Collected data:
::::
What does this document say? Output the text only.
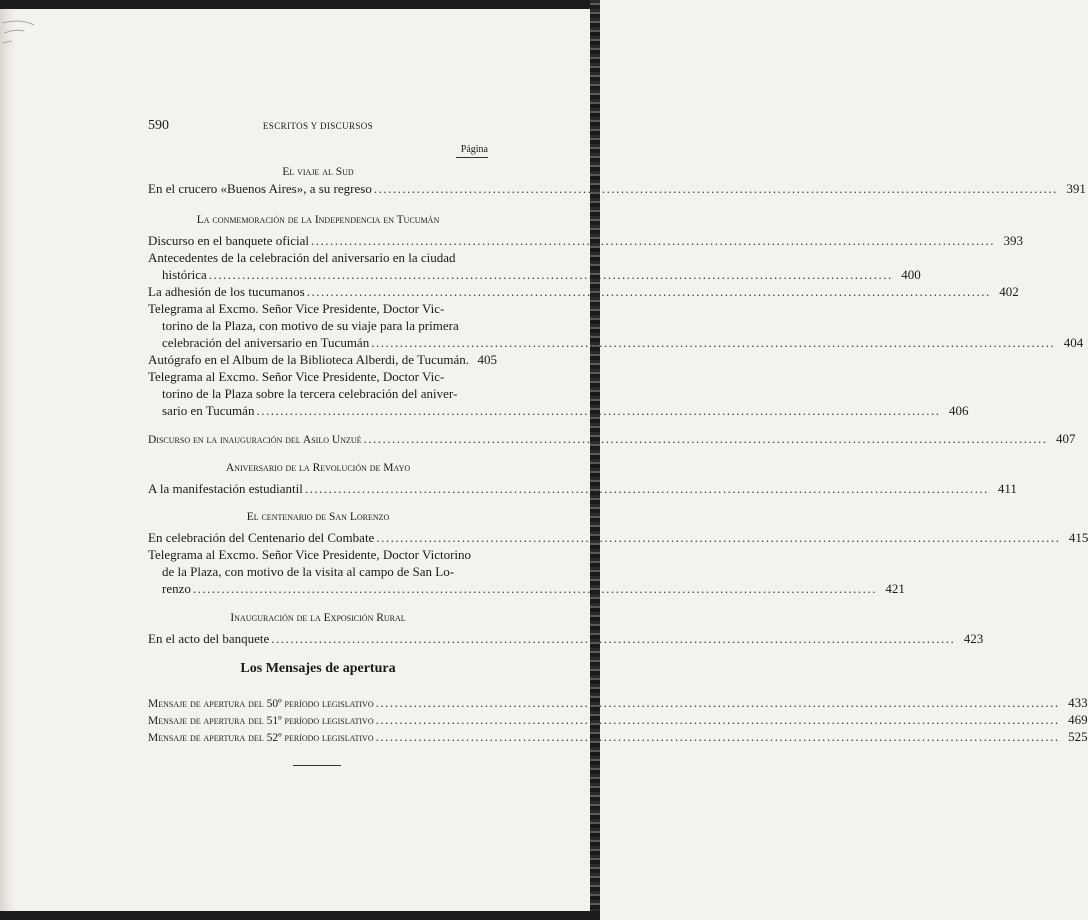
590	ESCRITOS Y DISCURSOS
Página
El viaje al Sud
En el crucero «Buenos Aires», a su regreso .....	391
La conmemoración de la Independencia en Tucumán
Discurso en el banquete oficial .....	393
Antecedentes de la celebración del aniversario en la ciudad
histórica .....	400
La adhesión de los tucumanos .....	402
Telegrama al Excmo. Señor Vice Presidente, Doctor Vic-
torino de la Plaza, con motivo de su viaje para la primera
celebración del aniversario en Tucumán .....	404
Autógrafo en el Album de la Biblioteca Alberdi, de Tucumán. 405
Telegrama al Excmo. Señor Vice Presidente, Doctor Vic-
torino de la Plaza sobre la tercera celebración del aniver-
sario en Tucumán .....	406
Discurso en la inauguración del Asilo Unzué .....	407
Aniversario de la Revolución de Mayo
A la manifestación estudiantil .....	411
El centenario de San Lorenzo
En celebración del Centenario del Combate .....	415
Telegrama al Excmo. Señor Vice Presidente, Doctor Victorino
de la Plaza, con motivo de la visita al campo de San Lo-
renzo .....	421
Inauguración de la Exposición Rural
En el acto del banquete .....	423
Los Mensajes de apertura
Mensaje de apertura del 50º período legislativo .....	433
Mensaje de apertura del 51º período legislativo .....	469
Mensaje de apertura del 52º período legislativo .....	525
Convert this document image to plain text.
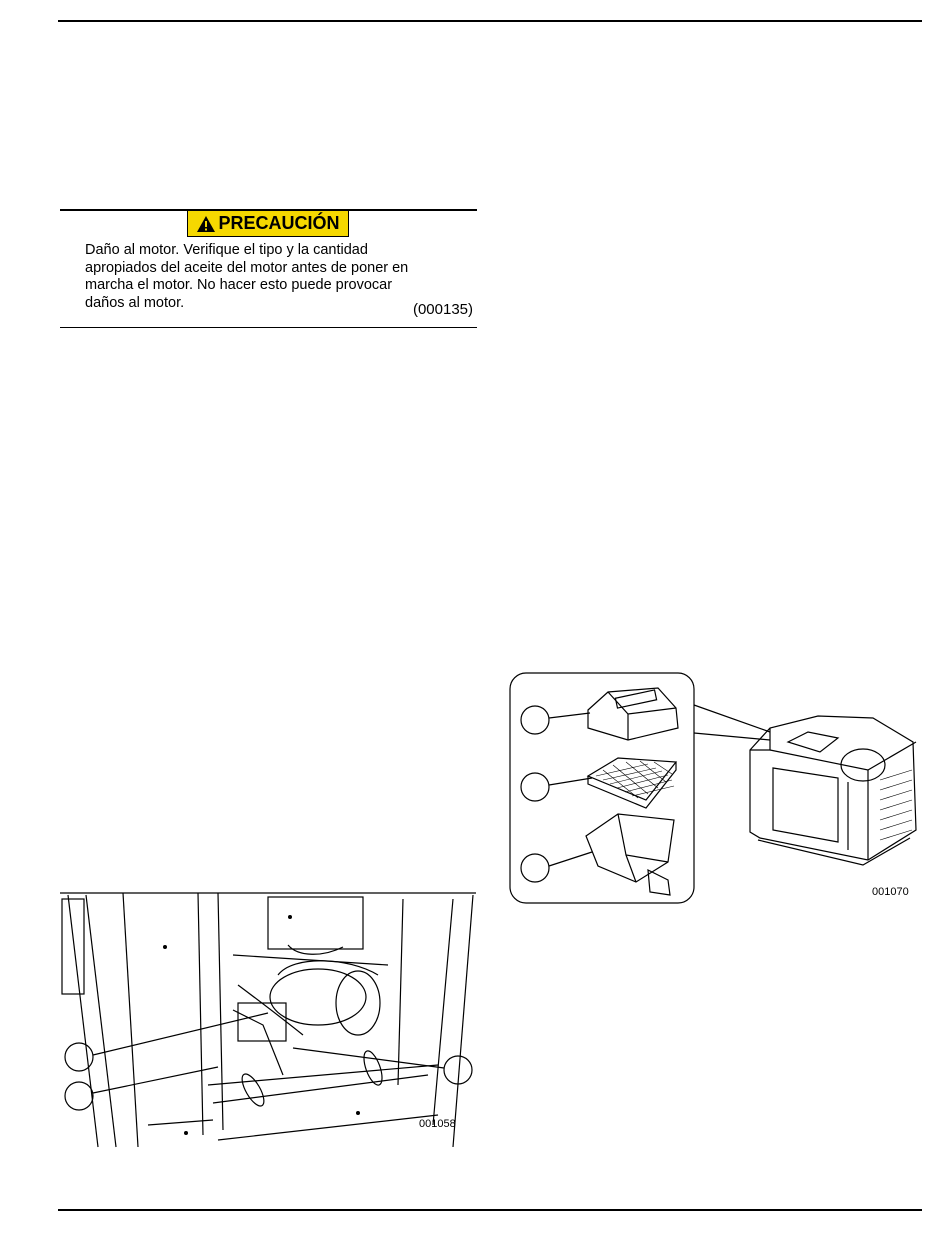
PRECAUCIÓN
Daño al motor. Verifique el tipo y la cantidad
apropiados del aceite del motor antes de poner en
marcha el motor. No hacer esto puede provocar
daños al motor.	(000135)
001058
001070
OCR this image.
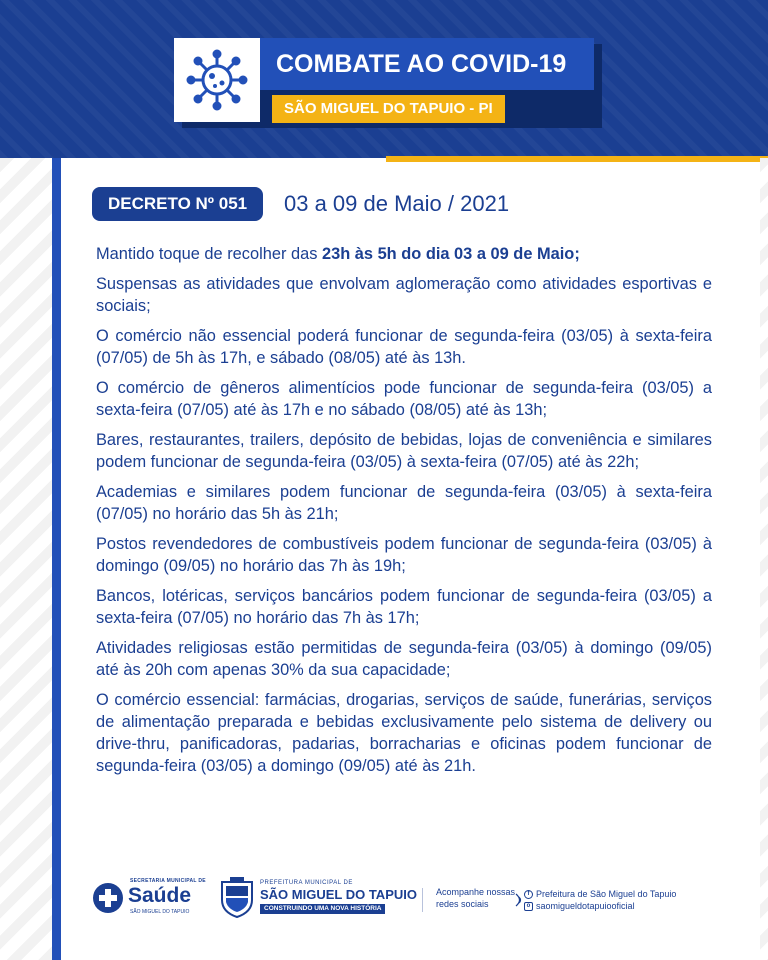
COMBATE AO COVID-19
SÃO MIGUEL DO TAPUIO - PI
DECRETO Nº 051	03 a 09 de Maio / 2021

Mantido toque de recolher das 23h às 5h do dia 03 a 09 de Maio;

Suspensas as atividades que envolvam aglomeração como atividades esportivas e sociais;

O comércio não essencial poderá funcionar de segunda-feira (03/05) à sexta-feira (07/05) de 5h às 17h, e sábado (08/05) até às 13h.

O comércio de gêneros alimentícios pode funcionar de segunda-feira (03/05) a sexta-feira (07/05) até às 17h e no sábado (08/05) até às 13h;

Bares, restaurantes, trailers, depósito de bebidas, lojas de conveniência e similares podem funcionar de segunda-feira (03/05) à sexta-feira (07/05) até às 22h;

Academias e similares podem funcionar de segunda-feira (03/05) à sexta-feira (07/05) no horário das 5h às 21h;

Postos revendedores de combustíveis podem funcionar de segunda-feira (03/05) à domingo (09/05) no horário das 7h às 19h;

Bancos, lotéricas, serviços bancários podem funcionar de segunda-feira (03/05) a sexta-feira (07/05) no horário das 7h às 17h;

Atividades religiosas estão permitidas de segunda-feira (03/05) à domingo (09/05) até às 20h com apenas 30% da sua capacidade;

O comércio essencial: farmácias, drogarias, serviços de saúde, funerárias, serviços de alimentação preparada e bebidas exclusivamente pelo sistema de delivery ou drive-thru, panificadoras, padarias, borracharias e oficinas podem funcionar de segunda-feira (03/05) a domingo (09/05) até às 21h.

SECRETARIA MUNICIPAL DE
Saúde
SÃO MIGUEL DO TAPUIO
PREFEITURA MUNICIPAL DE
SÃO MIGUEL DO TAPUIO
CONSTRUINDO UMA NOVA HISTÓRIA
Acompanhe nossas redes sociais
f Prefeitura de São Miguel do Tapuio
o saomigueldotapuiooficial
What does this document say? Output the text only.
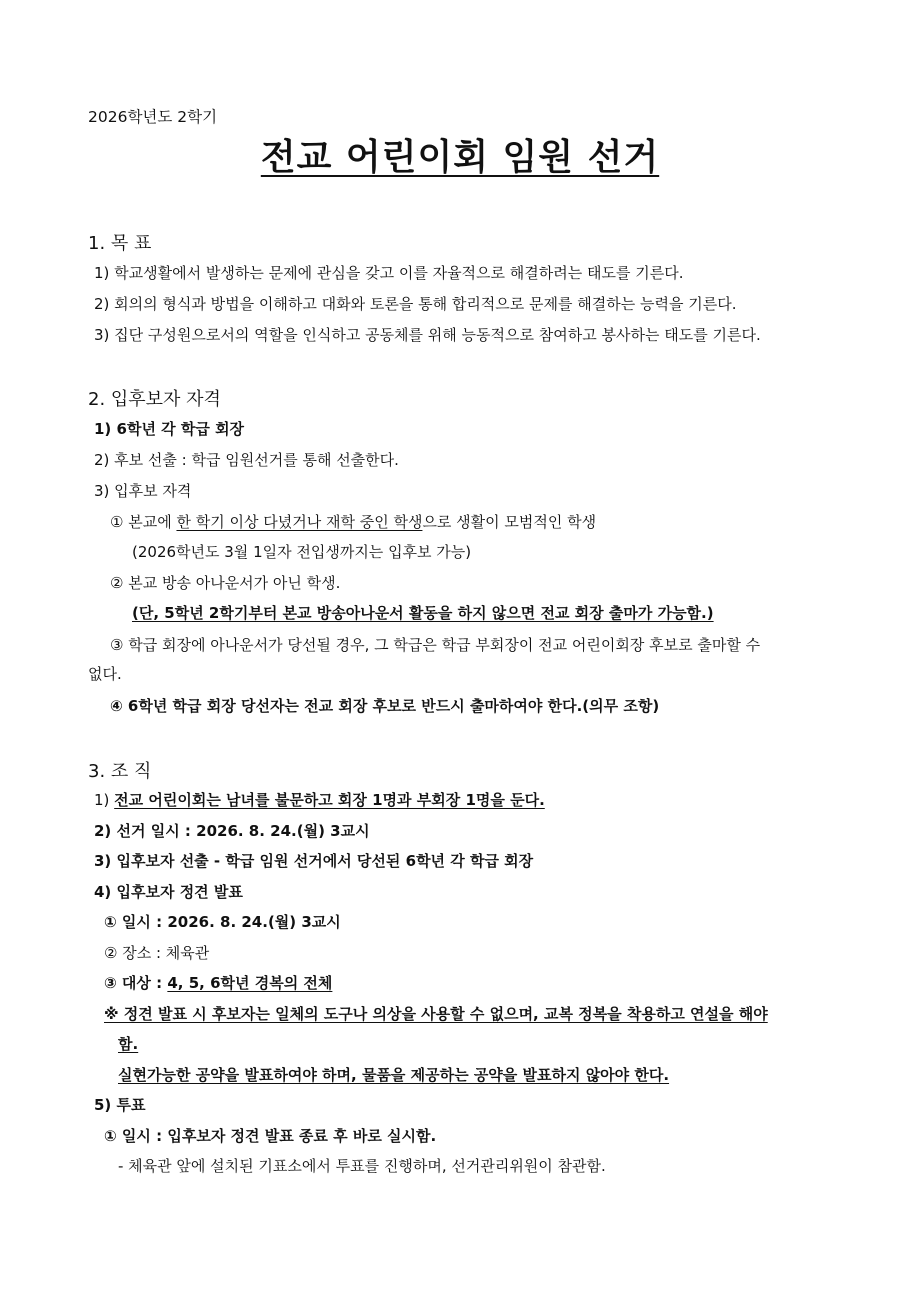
2026학년도 2학기
전교 어린이회 임원 선거
1. 목 표
1) 학교생활에서 발생하는 문제에 관심을 갖고 이를 자율적으로 해결하려는 태도를 기른다.
2) 회의의 형식과 방법을 이해하고 대화와 토론을 통해 합리적으로 문제를 해결하는 능력을 기른다.
3) 집단 구성원으로서의 역할을 인식하고 공동체를 위해 능동적으로 참여하고 봉사하는 태도를 기른다.
2. 입후보자 자격
1) 6학년 각 학급 회장
2) 후보 선출 : 학급 임원선거를 통해 선출한다.
3) 입후보 자격
① 본교에 한 학기 이상 다녔거나 재학 중인 학생으로 생활이 모범적인 학생
(2026학년도 3월 1일자 전입생까지는 입후보 가능)
② 본교 방송 아나운서가 아닌 학생.
(단, 5학년 2학기부터 본교 방송아나운서 활동을 하지 않으면 전교 회장 출마가 가능함.)
③ 학급 회장에 아나운서가 당선될 경우, 그 학급은 학급 부회장이 전교 어린이회장 후보로 출마할 수
없다.
④ 6학년 학급 회장 당선자는 전교 회장 후보로 반드시 출마하여야 한다.(의무 조항)
3. 조 직
1) 전교 어린이회는 남녀를 불문하고 회장 1명과 부회장 1명을 둔다.
2) 선거 일시 : 2026. 8. 24.(월) 3교시
3) 입후보자 선출 - 학급 임원 선거에서 당선된 6학년 각 학급 회장
4) 입후보자 정견 발표
① 일시 : 2026. 8. 24.(월) 3교시
② 장소 : 체육관
③ 대상 : 4, 5, 6학년 경복의 전체
※ 정견 발표 시 후보자는 일체의 도구나 의상을 사용할 수 없으며, 교복 정복을 착용하고 연설을 해야
함.
실현가능한 공약을 발표하여야 하며, 물품을 제공하는 공약을 발표하지 않아야 한다.
5) 투표
① 일시 : 입후보자 정견 발표 종료 후 바로 실시함.
- 체육관 앞에 설치된 기표소에서 투표를 진행하며, 선거관리위원이 참관함.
::::
What is being asked: Reply with nothing but the number of lines in the data above that contain "motivo".

Output of the task: 2